_Description of the task:_
Go through the listing beneath this task and return every line that carries the string "COVID".

-----

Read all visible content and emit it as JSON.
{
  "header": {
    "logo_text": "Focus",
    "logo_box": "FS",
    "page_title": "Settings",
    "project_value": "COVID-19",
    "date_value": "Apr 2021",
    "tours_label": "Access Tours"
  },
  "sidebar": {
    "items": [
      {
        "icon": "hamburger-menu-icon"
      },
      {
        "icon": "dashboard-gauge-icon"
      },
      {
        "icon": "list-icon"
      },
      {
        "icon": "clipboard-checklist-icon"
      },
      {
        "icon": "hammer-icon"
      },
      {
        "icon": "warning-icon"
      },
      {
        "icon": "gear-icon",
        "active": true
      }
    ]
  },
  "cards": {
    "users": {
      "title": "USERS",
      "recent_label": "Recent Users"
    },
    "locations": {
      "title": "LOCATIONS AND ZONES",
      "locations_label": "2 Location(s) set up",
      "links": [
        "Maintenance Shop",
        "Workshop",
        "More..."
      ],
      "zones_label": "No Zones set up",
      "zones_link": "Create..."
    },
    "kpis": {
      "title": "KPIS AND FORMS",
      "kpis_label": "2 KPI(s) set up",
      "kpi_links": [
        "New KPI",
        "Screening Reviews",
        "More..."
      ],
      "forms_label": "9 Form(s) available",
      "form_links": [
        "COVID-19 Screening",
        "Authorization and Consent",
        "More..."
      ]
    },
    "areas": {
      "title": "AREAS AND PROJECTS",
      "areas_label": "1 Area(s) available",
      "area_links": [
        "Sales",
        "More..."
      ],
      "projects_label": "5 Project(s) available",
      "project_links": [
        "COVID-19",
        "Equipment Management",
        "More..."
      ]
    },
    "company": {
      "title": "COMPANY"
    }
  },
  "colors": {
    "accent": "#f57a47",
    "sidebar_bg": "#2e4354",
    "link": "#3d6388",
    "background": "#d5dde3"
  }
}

-----

_Expected answer:_
    "project_value": "COVID-19",
        "COVID-19 Screening",
        "COVID-19",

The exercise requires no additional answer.